INSTRUCTIONS FOR THE TASK.
Copy each line below exactly and leave the pictures out.
───── SOURCE DATA ─────
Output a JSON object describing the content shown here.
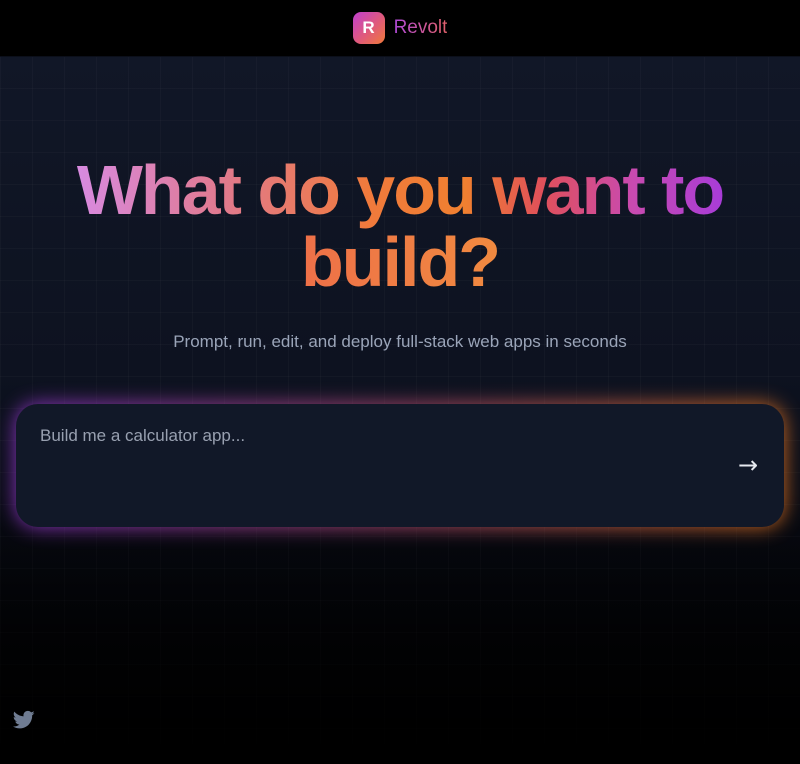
{
  "header": {
    "logo_letter": "R",
    "brand_name": "Revolt"
  },
  "hero": {
    "headline_line1": "What do you want to",
    "headline_line2": "build?",
    "subtitle": "Prompt, run, edit, and deploy full-stack web apps in seconds"
  },
  "prompt": {
    "placeholder": "Build me a calculator app...",
    "value": "",
    "send_icon": "arrow-right-icon",
    "send_glyph": "→"
  },
  "footer": {
    "social_icon": "twitter-icon"
  },
  "colors": {
    "brand_purple": "#a83cd8",
    "brand_orange": "#f07a22",
    "background": "#111727"
  }
}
─────
RESULT OF THIS EXERCISE.
Output a JSON object describing the content shown here.
{
  "header": {
    "logo_letter": "R",
    "brand_name": "Revolt"
  },
  "hero": {
    "headline_line1": "What do you want to",
    "headline_line2": "build?",
    "subtitle": "Prompt, run, edit, and deploy full-stack web apps in seconds"
  },
  "prompt": {
    "placeholder": "Build me a calculator app...",
    "value": "",
    "send_icon": "arrow-right-icon",
    "send_glyph": "→"
  },
  "footer": {
    "social_icon": "twitter-icon"
  },
  "colors": {
    "brand_purple": "#a83cd8",
    "brand_orange": "#f07a22",
    "background": "#111727"
  }
}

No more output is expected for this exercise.